-- Start Record list --
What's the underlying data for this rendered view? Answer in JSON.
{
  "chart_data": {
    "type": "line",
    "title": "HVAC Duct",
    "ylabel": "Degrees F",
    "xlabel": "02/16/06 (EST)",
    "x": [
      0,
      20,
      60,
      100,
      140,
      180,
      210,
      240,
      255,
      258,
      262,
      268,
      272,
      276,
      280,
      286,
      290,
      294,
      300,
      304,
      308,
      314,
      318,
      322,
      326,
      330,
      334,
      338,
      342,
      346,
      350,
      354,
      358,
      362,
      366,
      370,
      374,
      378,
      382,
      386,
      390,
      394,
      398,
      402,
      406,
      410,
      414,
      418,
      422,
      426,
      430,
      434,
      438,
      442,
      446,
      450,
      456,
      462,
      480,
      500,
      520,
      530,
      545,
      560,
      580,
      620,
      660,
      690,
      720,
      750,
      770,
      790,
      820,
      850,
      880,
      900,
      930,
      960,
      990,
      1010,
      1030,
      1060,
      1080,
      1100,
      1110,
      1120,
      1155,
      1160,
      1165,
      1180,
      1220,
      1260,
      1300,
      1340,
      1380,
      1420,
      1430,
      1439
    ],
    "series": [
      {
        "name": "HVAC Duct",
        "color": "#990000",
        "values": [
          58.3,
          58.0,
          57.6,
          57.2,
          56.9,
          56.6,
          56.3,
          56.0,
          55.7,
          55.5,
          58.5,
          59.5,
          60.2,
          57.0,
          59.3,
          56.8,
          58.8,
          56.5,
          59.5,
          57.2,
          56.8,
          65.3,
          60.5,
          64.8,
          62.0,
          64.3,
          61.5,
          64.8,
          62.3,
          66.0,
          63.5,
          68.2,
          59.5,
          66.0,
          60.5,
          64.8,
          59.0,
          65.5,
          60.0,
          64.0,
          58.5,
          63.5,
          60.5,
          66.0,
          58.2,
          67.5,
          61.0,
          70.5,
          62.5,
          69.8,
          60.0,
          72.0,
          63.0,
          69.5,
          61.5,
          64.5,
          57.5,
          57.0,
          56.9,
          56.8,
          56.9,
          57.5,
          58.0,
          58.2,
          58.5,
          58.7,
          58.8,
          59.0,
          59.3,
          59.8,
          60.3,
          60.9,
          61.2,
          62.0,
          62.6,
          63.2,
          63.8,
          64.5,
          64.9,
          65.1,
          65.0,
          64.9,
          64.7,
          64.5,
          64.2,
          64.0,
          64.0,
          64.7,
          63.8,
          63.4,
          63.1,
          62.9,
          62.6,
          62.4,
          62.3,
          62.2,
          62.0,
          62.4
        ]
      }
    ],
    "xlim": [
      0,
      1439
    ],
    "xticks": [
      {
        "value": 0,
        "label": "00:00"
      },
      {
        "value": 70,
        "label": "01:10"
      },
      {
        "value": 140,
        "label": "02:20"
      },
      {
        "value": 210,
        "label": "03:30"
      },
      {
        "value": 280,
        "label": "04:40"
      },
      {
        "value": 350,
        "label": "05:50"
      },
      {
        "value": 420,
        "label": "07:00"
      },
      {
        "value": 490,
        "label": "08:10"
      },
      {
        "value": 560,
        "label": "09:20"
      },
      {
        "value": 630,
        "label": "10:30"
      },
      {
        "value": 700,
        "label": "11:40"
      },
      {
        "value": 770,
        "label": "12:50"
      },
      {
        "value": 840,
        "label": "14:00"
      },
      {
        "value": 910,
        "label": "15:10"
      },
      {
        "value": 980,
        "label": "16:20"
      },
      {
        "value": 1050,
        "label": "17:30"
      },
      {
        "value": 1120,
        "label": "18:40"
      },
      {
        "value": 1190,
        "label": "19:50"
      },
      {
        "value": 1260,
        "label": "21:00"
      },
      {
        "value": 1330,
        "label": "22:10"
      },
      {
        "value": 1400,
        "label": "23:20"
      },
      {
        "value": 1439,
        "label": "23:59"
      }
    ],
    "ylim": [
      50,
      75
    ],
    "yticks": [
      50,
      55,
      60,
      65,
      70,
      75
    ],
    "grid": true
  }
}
-- End Record list --
*Task*.
Reproduce the full listing word for word.

*Reply*.
What's the underlying data for this rendered view? Answer in JSON.
{
  "chart_data": {
    "type": "line",
    "title": "HVAC Duct",
    "ylabel": "Degrees F",
    "xlabel": "02/16/06 (EST)",
    "x": [
      0,
      20,
      60,
      100,
      140,
      180,
      210,
      240,
      255,
      258,
      262,
      268,
      272,
      276,
      280,
      286,
      290,
      294,
      300,
      304,
      308,
      314,
      318,
      322,
      326,
      330,
      334,
      338,
      342,
      346,
      350,
      354,
      358,
      362,
      366,
      370,
      374,
      378,
      382,
      386,
      390,
      394,
      398,
      402,
      406,
      410,
      414,
      418,
      422,
      426,
      430,
      434,
      438,
      442,
      446,
      450,
      456,
      462,
      480,
      500,
      520,
      530,
      545,
      560,
      580,
      620,
      660,
      690,
      720,
      750,
      770,
      790,
      820,
      850,
      880,
      900,
      930,
      960,
      990,
      1010,
      1030,
      1060,
      1080,
      1100,
      1110,
      1120,
      1155,
      1160,
      1165,
      1180,
      1220,
      1260,
      1300,
      1340,
      1380,
      1420,
      1430,
      1439
    ],
    "series": [
      {
        "name": "HVAC Duct",
        "color": "#990000",
        "values": [
          58.3,
          58.0,
          57.6,
          57.2,
          56.9,
          56.6,
          56.3,
          56.0,
          55.7,
          55.5,
          58.5,
          59.5,
          60.2,
          57.0,
          59.3,
          56.8,
          58.8,
          56.5,
          59.5,
          57.2,
          56.8,
          65.3,
          60.5,
          64.8,
          62.0,
          64.3,
          61.5,
          64.8,
          62.3,
          66.0,
          63.5,
          68.2,
          59.5,
          66.0,
          60.5,
          64.8,
          59.0,
          65.5,
          60.0,
          64.0,
          58.5,
          63.5,
          60.5,
          66.0,
          58.2,
          67.5,
          61.0,
          70.5,
          62.5,
          69.8,
          60.0,
          72.0,
          63.0,
          69.5,
          61.5,
          64.5,
          57.5,
          57.0,
          56.9,
          56.8,
          56.9,
          57.5,
          58.0,
          58.2,
          58.5,
          58.7,
          58.8,
          59.0,
          59.3,
          59.8,
          60.3,
          60.9,
          61.2,
          62.0,
          62.6,
          63.2,
          63.8,
          64.5,
          64.9,
          65.1,
          65.0,
          64.9,
          64.7,
          64.5,
          64.2,
          64.0,
          64.0,
          64.7,
          63.8,
          63.4,
          63.1,
          62.9,
          62.6,
          62.4,
          62.3,
          62.2,
          62.0,
          62.4
        ]
      }
    ],
    "xlim": [
      0,
      1439
    ],
    "xticks": [
      {
        "value": 0,
        "label": "00:00"
      },
      {
        "value": 70,
        "label": "01:10"
      },
      {
        "value": 140,
        "label": "02:20"
      },
      {
        "value": 210,
        "label": "03:30"
      },
      {
        "value": 280,
        "label": "04:40"
      },
      {
        "value": 350,
        "label": "05:50"
      },
      {
        "value": 420,
        "label": "07:00"
      },
      {
        "value": 490,
        "label": "08:10"
      },
      {
        "value": 560,
        "label": "09:20"
      },
      {
        "value": 630,
        "label": "10:30"
      },
      {
        "value": 700,
        "label": "11:40"
      },
      {
        "value": 770,
        "label": "12:50"
      },
      {
        "value": 840,
        "label": "14:00"
      },
      {
        "value": 910,
        "label": "15:10"
      },
      {
        "value": 980,
        "label": "16:20"
      },
      {
        "value": 1050,
        "label": "17:30"
      },
      {
        "value": 1120,
        "label": "18:40"
      },
      {
        "value": 1190,
        "label": "19:50"
      },
      {
        "value": 1260,
        "label": "21:00"
      },
      {
        "value": 1330,
        "label": "22:10"
      },
      {
        "value": 1400,
        "label": "23:20"
      },
      {
        "value": 1439,
        "label": "23:59"
      }
    ],
    "ylim": [
      50,
      75
    ],
    "yticks": [
      50,
      55,
      60,
      65,
      70,
      75
    ],
    "grid": true
  }
}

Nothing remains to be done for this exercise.